● TASK GOAL
Repeat all of the material exactly as given.

● ENTRIES SHOWN
--- Begin ---
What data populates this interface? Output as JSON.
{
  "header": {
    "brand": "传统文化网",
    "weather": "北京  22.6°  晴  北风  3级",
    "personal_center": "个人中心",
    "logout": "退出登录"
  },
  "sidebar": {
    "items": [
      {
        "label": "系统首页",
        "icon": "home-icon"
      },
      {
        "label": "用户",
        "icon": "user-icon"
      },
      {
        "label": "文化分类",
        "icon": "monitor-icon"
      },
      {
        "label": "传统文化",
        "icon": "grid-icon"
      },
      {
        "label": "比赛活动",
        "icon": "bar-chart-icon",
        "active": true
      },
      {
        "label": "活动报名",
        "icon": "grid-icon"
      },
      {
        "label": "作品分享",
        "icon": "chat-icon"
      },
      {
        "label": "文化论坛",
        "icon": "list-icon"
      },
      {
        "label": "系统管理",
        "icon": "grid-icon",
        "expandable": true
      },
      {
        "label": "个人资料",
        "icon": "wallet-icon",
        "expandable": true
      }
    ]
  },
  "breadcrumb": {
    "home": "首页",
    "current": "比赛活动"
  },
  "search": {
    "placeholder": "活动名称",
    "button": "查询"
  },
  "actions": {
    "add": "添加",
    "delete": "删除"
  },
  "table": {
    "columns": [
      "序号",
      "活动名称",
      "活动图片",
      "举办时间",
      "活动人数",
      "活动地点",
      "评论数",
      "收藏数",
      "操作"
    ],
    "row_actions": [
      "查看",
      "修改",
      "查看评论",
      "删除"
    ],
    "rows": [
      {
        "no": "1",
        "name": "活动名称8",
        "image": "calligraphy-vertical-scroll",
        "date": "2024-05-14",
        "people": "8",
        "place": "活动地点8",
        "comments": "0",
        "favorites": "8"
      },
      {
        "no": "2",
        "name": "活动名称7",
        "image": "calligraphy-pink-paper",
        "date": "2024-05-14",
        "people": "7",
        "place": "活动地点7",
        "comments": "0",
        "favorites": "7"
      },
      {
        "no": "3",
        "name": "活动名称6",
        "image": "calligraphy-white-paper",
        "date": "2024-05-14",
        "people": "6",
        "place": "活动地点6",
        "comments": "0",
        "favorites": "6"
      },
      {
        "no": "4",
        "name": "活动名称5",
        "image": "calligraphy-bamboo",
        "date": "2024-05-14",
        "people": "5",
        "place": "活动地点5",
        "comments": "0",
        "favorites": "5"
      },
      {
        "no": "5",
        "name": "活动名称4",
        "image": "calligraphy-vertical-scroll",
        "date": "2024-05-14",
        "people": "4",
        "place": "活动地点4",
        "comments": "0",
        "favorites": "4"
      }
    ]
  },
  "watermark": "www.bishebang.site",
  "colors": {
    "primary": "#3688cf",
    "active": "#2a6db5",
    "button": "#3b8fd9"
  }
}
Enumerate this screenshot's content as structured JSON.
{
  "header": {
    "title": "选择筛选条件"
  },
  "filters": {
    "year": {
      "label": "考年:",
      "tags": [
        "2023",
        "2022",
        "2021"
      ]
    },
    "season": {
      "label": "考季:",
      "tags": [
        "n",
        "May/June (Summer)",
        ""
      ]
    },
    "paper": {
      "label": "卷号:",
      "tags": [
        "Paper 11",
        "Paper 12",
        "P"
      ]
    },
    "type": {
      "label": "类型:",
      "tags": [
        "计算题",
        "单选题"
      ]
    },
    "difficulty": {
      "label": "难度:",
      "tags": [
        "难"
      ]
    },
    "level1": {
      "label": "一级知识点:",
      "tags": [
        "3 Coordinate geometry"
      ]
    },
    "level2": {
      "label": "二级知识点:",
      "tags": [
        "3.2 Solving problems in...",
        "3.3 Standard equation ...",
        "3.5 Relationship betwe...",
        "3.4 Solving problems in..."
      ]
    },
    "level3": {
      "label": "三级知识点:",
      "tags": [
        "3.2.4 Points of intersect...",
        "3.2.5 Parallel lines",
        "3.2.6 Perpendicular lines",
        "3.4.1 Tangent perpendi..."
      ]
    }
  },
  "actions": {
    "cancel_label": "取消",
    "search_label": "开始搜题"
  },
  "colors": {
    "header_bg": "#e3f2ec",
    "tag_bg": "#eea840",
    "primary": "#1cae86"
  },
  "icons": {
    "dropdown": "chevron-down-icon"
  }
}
--- End ---
● COMPLETE RESPONSE
What data populates this interface? Output as JSON.
{
  "header": {
    "brand": "传统文化网",
    "weather": "北京  22.6°  晴  北风  3级",
    "personal_center": "个人中心",
    "logout": "退出登录"
  },
  "sidebar": {
    "items": [
      {
        "label": "系统首页",
        "icon": "home-icon"
      },
      {
        "label": "用户",
        "icon": "user-icon"
      },
      {
        "label": "文化分类",
        "icon": "monitor-icon"
      },
      {
        "label": "传统文化",
        "icon": "grid-icon"
      },
      {
        "label": "比赛活动",
        "icon": "bar-chart-icon",
        "active": true
      },
      {
        "label": "活动报名",
        "icon": "grid-icon"
      },
      {
        "label": "作品分享",
        "icon": "chat-icon"
      },
      {
        "label": "文化论坛",
        "icon": "list-icon"
      },
      {
        "label": "系统管理",
        "icon": "grid-icon",
        "expandable": true
      },
      {
        "label": "个人资料",
        "icon": "wallet-icon",
        "expandable": true
      }
    ]
  },
  "breadcrumb": {
    "home": "首页",
    "current": "比赛活动"
  },
  "search": {
    "placeholder": "活动名称",
    "button": "查询"
  },
  "actions": {
    "add": "添加",
    "delete": "删除"
  },
  "table": {
    "columns": [
      "序号",
      "活动名称",
      "活动图片",
      "举办时间",
      "活动人数",
      "活动地点",
      "评论数",
      "收藏数",
      "操作"
    ],
    "row_actions": [
      "查看",
      "修改",
      "查看评论",
      "删除"
    ],
    "rows": [
      {
        "no": "1",
        "name": "活动名称8",
        "image": "calligraphy-vertical-scroll",
        "date": "2024-05-14",
        "people": "8",
        "place": "活动地点8",
        "comments": "0",
        "favorites": "8"
      },
      {
        "no": "2",
        "name": "活动名称7",
        "image": "calligraphy-pink-paper",
        "date": "2024-05-14",
        "people": "7",
        "place": "活动地点7",
        "comments": "0",
        "favorites": "7"
      },
      {
        "no": "3",
        "name": "活动名称6",
        "image": "calligraphy-white-paper",
        "date": "2024-05-14",
        "people": "6",
        "place": "活动地点6",
        "comments": "0",
        "favorites": "6"
      },
      {
        "no": "4",
        "name": "活动名称5",
        "image": "calligraphy-bamboo",
        "date": "2024-05-14",
        "people": "5",
        "place": "活动地点5",
        "comments": "0",
        "favorites": "5"
      },
      {
        "no": "5",
        "name": "活动名称4",
        "image": "calligraphy-vertical-scroll",
        "date": "2024-05-14",
        "people": "4",
        "place": "活动地点4",
        "comments": "0",
        "favorites": "4"
      }
    ]
  },
  "watermark": "www.bishebang.site",
  "colors": {
    "primary": "#3688cf",
    "active": "#2a6db5",
    "button": "#3b8fd9"
  }
}
Enumerate this screenshot's content as structured JSON.
{
  "header": {
    "title": "选择筛选条件"
  },
  "filters": {
    "year": {
      "label": "考年:",
      "tags": [
        "2023",
        "2022",
        "2021"
      ]
    },
    "season": {
      "label": "考季:",
      "tags": [
        "n",
        "May/June (Summer)",
        ""
      ]
    },
    "paper": {
      "label": "卷号:",
      "tags": [
        "Paper 11",
        "Paper 12",
        "P"
      ]
    },
    "type": {
      "label": "类型:",
      "tags": [
        "计算题",
        "单选题"
      ]
    },
    "difficulty": {
      "label": "难度:",
      "tags": [
        "难"
      ]
    },
    "level1": {
      "label": "一级知识点:",
      "tags": [
        "3 Coordinate geometry"
      ]
    },
    "level2": {
      "label": "二级知识点:",
      "tags": [
        "3.2 Solving problems in...",
        "3.3 Standard equation ...",
        "3.5 Relationship betwe...",
        "3.4 Solving problems in..."
      ]
    },
    "level3": {
      "label": "三级知识点:",
      "tags": [
        "3.2.4 Points of intersect...",
        "3.2.5 Parallel lines",
        "3.2.6 Perpendicular lines",
        "3.4.1 Tangent perpendi..."
      ]
    }
  },
  "actions": {
    "cancel_label": "取消",
    "search_label": "开始搜题"
  },
  "colors": {
    "header_bg": "#e3f2ec",
    "tag_bg": "#eea840",
    "primary": "#1cae86"
  },
  "icons": {
    "dropdown": "chevron-down-icon"
  }
}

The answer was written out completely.